* start Provided entries *

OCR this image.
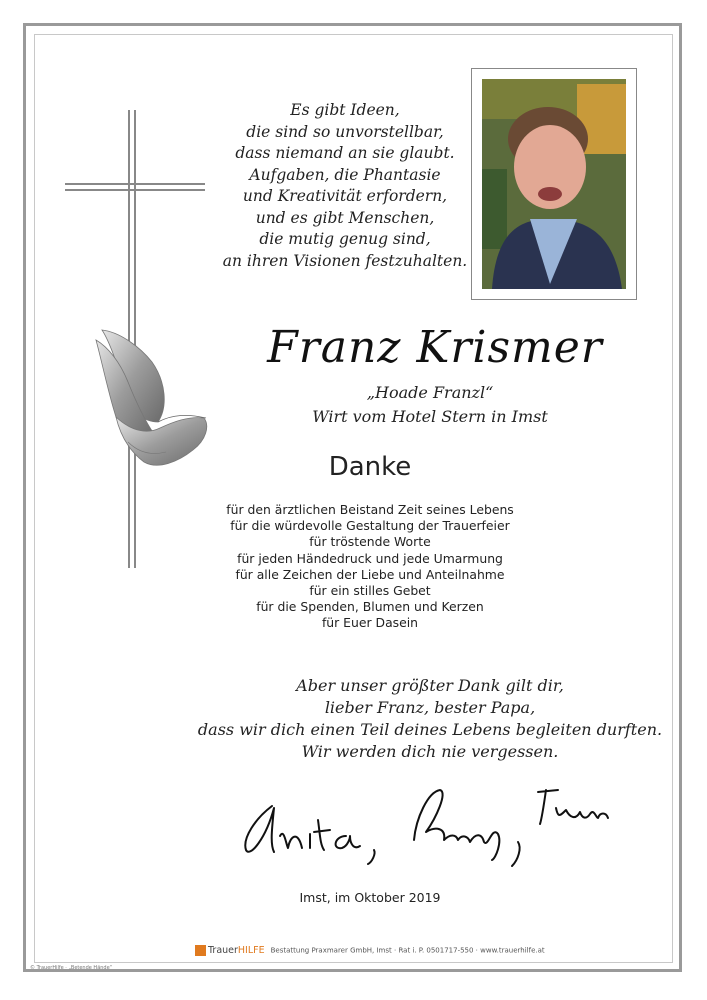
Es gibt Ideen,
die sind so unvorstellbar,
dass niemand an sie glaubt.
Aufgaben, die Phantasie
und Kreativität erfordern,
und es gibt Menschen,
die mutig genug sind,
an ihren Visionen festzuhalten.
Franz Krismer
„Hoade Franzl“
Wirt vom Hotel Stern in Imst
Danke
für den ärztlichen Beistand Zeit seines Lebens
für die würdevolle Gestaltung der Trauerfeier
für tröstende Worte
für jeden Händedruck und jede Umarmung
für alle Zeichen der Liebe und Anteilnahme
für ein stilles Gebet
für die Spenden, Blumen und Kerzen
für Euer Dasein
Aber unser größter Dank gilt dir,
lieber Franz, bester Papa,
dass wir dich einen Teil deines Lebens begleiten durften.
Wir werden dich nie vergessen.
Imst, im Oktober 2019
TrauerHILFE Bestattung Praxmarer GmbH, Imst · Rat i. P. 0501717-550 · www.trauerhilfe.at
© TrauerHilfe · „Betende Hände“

* end Provided entries *

# Goal
Which lines hold the word "Lebens"? Return all of them from the records above.

# The answer
für den ärztlichen Beistand Zeit seines Lebens
dass wir dich einen Teil deines Lebens begleiten durften.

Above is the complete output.